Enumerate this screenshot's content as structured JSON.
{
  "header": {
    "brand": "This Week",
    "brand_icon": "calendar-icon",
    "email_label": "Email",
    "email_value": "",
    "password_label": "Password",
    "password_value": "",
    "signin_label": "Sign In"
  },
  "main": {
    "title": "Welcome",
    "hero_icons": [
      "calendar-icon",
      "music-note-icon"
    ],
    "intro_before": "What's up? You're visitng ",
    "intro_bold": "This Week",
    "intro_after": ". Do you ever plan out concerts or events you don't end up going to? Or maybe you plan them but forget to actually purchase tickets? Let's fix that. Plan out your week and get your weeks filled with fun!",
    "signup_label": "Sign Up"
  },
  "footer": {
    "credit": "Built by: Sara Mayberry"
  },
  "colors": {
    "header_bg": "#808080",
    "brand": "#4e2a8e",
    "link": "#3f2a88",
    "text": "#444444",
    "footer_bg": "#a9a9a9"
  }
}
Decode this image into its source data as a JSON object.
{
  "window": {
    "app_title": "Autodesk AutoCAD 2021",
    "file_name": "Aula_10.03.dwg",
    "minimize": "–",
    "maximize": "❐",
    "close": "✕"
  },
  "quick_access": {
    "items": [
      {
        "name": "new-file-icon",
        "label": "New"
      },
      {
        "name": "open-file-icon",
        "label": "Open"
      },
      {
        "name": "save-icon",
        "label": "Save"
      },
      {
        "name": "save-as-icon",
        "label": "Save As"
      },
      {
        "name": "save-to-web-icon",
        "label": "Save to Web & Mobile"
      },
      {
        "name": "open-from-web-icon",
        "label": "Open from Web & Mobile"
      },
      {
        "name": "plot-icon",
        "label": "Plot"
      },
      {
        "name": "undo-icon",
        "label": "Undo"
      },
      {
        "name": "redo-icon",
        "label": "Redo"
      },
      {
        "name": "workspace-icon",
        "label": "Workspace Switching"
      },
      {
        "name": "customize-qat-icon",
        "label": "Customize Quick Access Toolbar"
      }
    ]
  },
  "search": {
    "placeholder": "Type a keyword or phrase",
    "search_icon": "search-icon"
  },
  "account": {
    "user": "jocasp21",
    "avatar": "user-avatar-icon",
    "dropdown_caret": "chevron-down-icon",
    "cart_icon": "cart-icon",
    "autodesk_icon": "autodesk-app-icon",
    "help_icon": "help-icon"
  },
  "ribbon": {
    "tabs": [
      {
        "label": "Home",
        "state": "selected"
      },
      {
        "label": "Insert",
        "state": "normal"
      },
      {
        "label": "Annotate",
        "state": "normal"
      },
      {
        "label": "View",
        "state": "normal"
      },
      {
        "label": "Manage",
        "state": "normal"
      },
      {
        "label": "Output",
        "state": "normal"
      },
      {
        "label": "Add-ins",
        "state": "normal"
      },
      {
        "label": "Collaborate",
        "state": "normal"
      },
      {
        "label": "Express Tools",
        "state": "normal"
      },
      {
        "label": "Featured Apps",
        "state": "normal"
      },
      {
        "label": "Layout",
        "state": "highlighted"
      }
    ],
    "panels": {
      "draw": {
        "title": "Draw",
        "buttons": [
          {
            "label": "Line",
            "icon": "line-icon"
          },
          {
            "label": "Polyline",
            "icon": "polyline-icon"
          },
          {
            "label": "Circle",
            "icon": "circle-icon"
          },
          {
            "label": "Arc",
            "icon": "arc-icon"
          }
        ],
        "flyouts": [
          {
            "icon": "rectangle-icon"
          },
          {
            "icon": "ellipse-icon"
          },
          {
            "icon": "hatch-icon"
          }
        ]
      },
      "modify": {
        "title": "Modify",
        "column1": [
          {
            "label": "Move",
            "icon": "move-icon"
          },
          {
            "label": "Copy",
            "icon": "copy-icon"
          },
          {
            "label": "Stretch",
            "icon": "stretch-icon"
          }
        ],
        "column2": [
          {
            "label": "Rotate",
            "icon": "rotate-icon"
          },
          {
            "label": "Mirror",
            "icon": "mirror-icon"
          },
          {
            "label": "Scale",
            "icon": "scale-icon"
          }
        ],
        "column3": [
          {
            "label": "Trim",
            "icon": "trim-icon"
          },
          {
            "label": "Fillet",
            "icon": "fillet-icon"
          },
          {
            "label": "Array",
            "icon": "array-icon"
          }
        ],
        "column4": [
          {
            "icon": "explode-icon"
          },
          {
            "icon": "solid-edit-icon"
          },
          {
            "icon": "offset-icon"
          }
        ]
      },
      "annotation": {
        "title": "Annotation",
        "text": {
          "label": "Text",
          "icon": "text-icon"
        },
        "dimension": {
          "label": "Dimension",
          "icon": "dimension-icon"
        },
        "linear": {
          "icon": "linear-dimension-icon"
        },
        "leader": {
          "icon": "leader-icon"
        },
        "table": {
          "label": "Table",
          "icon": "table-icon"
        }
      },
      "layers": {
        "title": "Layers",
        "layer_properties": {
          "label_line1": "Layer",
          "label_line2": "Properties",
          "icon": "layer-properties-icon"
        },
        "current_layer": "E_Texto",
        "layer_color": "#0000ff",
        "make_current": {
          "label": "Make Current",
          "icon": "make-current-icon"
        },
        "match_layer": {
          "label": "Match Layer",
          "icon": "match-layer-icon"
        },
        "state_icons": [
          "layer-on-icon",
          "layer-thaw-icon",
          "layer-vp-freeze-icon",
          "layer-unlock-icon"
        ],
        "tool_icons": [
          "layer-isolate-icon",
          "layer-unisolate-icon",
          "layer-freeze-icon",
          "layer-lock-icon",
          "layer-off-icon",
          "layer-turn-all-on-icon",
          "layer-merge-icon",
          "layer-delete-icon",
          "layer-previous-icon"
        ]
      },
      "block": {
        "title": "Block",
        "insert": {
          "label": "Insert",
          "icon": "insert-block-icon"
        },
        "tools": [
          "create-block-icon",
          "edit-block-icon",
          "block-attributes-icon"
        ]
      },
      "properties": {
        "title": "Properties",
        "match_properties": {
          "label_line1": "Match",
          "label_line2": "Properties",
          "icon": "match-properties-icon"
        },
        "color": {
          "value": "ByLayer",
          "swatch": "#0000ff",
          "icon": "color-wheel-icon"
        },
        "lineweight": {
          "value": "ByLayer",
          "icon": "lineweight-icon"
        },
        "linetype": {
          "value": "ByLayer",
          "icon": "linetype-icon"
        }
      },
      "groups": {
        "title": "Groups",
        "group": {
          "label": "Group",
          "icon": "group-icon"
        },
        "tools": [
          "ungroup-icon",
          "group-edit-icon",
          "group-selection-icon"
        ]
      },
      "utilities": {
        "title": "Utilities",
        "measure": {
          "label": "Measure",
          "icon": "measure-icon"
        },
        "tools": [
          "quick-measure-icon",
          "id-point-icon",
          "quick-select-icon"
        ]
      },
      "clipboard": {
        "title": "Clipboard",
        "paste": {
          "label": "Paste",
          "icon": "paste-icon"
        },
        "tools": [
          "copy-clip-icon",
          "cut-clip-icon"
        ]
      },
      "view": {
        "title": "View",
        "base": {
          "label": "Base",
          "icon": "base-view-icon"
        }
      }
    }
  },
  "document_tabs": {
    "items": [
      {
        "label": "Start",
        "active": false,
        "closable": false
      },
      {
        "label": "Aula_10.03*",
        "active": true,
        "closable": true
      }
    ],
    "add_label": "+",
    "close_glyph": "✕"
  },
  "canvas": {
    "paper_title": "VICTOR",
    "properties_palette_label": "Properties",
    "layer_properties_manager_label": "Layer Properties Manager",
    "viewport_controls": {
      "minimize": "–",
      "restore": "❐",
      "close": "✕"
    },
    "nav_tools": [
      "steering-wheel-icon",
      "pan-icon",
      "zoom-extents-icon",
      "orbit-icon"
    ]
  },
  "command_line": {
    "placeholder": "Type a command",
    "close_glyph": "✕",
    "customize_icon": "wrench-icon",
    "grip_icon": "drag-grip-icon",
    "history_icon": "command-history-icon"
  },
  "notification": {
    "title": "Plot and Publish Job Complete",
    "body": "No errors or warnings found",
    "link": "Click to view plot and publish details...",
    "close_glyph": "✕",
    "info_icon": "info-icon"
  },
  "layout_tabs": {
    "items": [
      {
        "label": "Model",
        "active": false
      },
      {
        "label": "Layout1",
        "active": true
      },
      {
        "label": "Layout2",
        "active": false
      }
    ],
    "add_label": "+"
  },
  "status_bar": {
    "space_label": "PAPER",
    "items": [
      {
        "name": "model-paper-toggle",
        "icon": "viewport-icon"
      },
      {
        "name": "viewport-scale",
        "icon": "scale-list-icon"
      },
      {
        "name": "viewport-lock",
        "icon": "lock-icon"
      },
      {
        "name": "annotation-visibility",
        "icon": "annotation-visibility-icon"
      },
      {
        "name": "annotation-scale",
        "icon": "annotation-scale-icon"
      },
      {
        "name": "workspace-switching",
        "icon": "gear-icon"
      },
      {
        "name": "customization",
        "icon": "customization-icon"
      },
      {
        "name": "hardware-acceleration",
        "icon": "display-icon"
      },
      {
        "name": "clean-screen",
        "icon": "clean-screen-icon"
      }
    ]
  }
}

Do this
Look through the data and show every line containing "freeze".

Completed exercise
          "layer-vp-freeze-icon",
          "layer-freeze-icon",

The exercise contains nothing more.